SUPPLIED MATERIAL:
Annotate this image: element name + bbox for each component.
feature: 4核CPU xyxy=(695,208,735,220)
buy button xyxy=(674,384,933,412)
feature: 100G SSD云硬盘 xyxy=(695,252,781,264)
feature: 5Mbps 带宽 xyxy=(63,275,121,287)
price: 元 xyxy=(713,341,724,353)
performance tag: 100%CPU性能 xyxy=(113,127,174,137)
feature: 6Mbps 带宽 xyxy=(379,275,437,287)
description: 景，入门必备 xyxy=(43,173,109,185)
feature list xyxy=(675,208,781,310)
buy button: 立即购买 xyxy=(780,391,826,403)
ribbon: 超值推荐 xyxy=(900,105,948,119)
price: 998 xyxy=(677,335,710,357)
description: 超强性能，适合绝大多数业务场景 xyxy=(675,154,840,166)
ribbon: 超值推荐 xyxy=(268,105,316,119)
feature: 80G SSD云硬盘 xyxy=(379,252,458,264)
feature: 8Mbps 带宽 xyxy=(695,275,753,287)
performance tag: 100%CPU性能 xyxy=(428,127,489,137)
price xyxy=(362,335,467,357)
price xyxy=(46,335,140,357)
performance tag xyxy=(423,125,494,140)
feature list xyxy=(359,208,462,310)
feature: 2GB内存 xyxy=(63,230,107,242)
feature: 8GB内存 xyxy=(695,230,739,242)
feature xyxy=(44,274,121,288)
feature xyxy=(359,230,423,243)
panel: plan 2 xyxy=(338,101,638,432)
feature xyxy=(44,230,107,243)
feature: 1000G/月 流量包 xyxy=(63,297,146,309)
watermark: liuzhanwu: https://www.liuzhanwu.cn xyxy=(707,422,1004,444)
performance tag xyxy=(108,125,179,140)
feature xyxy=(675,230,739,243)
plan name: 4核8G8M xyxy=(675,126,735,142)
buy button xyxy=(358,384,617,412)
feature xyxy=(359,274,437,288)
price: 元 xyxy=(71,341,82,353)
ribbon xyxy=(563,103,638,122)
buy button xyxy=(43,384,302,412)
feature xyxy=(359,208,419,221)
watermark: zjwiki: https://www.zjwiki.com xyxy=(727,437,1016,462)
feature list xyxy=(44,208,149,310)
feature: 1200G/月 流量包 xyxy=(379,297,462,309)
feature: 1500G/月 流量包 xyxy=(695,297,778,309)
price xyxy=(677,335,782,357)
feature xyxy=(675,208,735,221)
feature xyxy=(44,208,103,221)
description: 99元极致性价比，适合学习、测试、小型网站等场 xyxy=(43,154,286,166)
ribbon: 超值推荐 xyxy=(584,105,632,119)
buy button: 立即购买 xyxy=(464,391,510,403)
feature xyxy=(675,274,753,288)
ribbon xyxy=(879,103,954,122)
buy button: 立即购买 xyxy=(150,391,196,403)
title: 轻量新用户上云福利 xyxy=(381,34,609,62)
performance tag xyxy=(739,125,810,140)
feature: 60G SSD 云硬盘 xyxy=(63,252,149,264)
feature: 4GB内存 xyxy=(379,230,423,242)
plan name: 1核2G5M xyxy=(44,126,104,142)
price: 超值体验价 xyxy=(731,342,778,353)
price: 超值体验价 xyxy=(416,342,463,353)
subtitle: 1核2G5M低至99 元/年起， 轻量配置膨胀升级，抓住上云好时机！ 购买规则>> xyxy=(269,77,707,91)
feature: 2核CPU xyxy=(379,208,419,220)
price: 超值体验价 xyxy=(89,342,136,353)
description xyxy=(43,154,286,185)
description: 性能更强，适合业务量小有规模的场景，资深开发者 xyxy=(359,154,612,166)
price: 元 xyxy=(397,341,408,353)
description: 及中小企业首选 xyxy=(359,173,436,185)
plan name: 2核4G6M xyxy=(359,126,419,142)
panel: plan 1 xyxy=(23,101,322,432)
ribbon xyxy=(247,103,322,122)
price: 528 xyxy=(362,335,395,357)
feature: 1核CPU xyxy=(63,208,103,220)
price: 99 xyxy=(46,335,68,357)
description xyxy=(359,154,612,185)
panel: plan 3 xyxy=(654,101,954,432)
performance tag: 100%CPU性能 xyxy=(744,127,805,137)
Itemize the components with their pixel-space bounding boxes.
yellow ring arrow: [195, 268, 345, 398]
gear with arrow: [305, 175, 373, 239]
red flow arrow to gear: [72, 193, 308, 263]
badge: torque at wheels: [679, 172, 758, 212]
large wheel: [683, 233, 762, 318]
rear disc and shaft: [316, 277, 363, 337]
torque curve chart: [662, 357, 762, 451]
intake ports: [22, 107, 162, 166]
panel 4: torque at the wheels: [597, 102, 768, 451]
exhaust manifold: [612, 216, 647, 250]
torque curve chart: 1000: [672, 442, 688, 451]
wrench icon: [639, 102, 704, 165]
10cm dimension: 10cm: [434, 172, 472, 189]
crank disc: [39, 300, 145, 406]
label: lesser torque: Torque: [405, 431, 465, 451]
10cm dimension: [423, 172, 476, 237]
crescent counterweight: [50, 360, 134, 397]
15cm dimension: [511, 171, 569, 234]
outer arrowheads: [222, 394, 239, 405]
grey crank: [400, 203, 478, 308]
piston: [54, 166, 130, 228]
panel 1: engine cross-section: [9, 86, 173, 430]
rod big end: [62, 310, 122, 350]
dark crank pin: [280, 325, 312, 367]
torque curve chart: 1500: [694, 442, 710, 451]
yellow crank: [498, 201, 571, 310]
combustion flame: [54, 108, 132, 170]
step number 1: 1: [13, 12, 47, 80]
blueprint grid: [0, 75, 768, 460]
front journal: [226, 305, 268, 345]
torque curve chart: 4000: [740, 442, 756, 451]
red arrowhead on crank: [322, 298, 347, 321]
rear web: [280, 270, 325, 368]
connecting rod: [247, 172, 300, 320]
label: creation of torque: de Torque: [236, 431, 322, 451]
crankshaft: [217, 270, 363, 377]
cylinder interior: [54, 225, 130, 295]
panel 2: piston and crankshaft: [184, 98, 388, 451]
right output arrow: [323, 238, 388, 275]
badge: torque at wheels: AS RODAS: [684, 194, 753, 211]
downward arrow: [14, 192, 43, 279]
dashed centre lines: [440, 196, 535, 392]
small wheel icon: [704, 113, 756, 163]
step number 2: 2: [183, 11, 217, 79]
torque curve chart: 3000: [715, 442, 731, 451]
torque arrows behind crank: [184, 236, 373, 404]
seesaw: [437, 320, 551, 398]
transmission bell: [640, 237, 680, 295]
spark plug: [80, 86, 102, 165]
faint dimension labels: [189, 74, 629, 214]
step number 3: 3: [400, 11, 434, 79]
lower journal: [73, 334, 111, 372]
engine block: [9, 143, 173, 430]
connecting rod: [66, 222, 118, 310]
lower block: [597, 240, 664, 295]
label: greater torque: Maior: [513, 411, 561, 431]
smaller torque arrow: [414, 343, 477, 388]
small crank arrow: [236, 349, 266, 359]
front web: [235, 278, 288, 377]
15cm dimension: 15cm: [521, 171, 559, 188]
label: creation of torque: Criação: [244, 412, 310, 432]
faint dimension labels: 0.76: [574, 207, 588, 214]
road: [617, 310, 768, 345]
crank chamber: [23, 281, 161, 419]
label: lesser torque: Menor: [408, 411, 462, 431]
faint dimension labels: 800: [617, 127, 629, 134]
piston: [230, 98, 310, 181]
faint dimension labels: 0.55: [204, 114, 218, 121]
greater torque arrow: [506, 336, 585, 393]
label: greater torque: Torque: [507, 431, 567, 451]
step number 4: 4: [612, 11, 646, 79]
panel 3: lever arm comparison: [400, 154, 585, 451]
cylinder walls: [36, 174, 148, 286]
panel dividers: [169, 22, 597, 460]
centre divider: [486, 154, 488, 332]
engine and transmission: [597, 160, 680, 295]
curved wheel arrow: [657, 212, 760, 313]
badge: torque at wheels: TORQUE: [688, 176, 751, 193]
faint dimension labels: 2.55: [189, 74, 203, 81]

TASK STATEMENT: Please reproduce everything from the start of the records down to the line containing "feature: 6Mbps 带宽 xyxy=(379,275,437,287)", both ends included.

REPLY TO THE TASK:
Annotate this image: element name + bbox for each component.
feature: 4核CPU xyxy=(695,208,735,220)
buy button xyxy=(674,384,933,412)
feature: 100G SSD云硬盘 xyxy=(695,252,781,264)
feature: 5Mbps 带宽 xyxy=(63,275,121,287)
price: 元 xyxy=(713,341,724,353)
performance tag: 100%CPU性能 xyxy=(113,127,174,137)
feature: 6Mbps 带宽 xyxy=(379,275,437,287)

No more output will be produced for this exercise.